▸ **TASK TO COMPLETE**
Copy every line that mentions the word "quando".

DATASET ROWS start

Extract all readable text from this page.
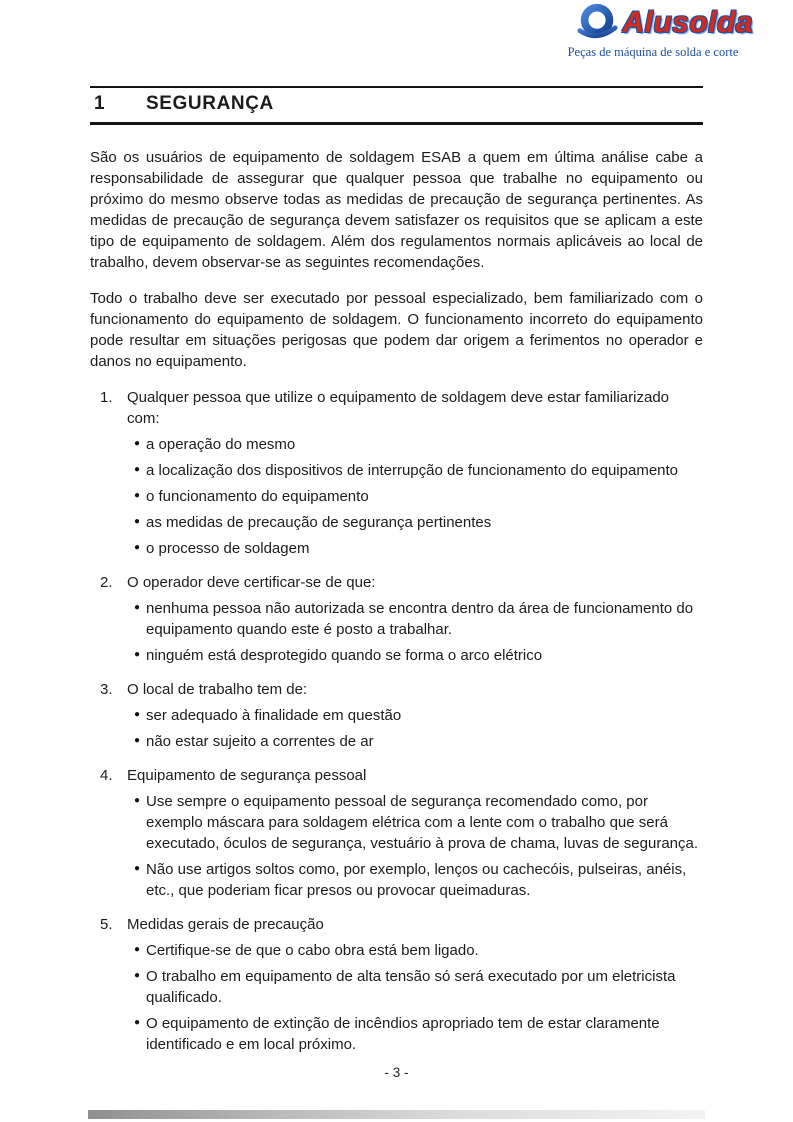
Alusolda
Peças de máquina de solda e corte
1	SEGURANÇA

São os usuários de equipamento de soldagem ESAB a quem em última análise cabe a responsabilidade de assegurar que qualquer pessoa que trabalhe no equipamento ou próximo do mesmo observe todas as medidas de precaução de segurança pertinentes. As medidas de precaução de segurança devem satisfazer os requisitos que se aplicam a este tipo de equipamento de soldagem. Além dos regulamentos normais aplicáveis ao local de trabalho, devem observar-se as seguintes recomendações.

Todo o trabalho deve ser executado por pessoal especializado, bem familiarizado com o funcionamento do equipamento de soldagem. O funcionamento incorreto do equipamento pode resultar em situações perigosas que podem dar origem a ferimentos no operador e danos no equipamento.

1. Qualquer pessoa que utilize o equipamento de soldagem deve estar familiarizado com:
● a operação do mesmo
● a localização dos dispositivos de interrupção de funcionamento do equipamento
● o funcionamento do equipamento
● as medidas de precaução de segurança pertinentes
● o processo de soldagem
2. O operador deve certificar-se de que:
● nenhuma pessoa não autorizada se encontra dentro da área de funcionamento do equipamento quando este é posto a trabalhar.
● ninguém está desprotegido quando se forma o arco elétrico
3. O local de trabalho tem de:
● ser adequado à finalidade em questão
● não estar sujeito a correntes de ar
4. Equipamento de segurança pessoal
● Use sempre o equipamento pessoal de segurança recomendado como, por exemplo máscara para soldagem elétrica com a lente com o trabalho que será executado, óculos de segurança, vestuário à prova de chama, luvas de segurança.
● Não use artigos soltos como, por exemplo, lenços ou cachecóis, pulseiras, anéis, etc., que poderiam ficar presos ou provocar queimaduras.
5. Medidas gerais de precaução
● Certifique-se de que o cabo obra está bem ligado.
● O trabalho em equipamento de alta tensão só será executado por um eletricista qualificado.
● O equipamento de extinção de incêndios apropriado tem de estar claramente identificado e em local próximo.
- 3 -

DATASET ROWS end

▸ **FULL ANSWER**
● nenhuma pessoa não autorizada se encontra dentro da área de funcionamento do equipamento quando este é posto a trabalhar.
● ninguém está desprotegido quando se forma o arco elétrico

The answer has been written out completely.